Exercise aim — Repeat every entry in the listing below, exactly.

>> START Given information

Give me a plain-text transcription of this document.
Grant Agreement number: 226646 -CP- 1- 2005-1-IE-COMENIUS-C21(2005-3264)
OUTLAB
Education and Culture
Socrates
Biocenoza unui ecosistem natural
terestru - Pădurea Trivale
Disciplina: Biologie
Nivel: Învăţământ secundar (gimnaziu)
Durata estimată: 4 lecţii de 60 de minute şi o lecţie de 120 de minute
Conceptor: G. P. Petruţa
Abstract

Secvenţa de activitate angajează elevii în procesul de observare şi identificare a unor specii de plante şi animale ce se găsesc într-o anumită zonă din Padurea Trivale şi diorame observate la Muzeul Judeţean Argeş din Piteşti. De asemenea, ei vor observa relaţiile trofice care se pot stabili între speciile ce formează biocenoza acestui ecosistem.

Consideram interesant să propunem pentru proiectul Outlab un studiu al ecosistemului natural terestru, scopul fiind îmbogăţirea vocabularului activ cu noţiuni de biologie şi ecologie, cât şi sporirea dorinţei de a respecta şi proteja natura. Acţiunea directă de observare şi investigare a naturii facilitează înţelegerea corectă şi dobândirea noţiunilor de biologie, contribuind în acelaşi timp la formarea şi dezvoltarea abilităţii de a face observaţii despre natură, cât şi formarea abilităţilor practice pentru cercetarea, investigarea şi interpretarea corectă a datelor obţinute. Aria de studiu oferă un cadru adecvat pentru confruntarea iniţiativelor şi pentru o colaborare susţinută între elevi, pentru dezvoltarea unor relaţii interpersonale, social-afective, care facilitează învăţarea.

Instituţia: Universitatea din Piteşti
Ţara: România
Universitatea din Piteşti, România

>> END Given information

Finished answer —
Give me a plain-text transcription of this document.
Grant Agreement number: 226646 -CP- 1- 2005-1-IE-COMENIUS-C21(2005-3264)
OUTLAB
Education and Culture
Socrates
Biocenoza unui ecosistem natural
terestru - Pădurea Trivale
Disciplina: Biologie
Nivel: Învăţământ secundar (gimnaziu)
Durata estimată: 4 lecţii de 60 de minute şi o lecţie de 120 de minute
Conceptor: G. P. Petruţa
Abstract

Secvenţa de activitate angajează elevii în procesul de observare şi identificare a unor specii de plante şi animale ce se găsesc într-o anumită zonă din Padurea Trivale şi diorame observate la Muzeul Judeţean Argeş din Piteşti. De asemenea, ei vor observa relaţiile trofice care se pot stabili între speciile ce formează biocenoza acestui ecosistem.

Consideram interesant să propunem pentru proiectul Outlab un studiu al ecosistemului natural terestru, scopul fiind îmbogăţirea vocabularului activ cu noţiuni de biologie şi ecologie, cât şi sporirea dorinţei de a respecta şi proteja natura. Acţiunea directă de observare şi investigare a naturii facilitează înţelegerea corectă şi dobândirea noţiunilor de biologie, contribuind în acelaşi timp la formarea şi dezvoltarea abilităţii de a face observaţii despre natură, cât şi formarea abilităţilor practice pentru cercetarea, investigarea şi interpretarea corectă a datelor obţinute. Aria de studiu oferă un cadru adecvat pentru confruntarea iniţiativelor şi pentru o colaborare susţinută între elevi, pentru dezvoltarea unor relaţii interpersonale, social-afective, care facilitează învăţarea.

Instituţia: Universitatea din Piteşti
Ţara: România
Universitatea din Piteşti, România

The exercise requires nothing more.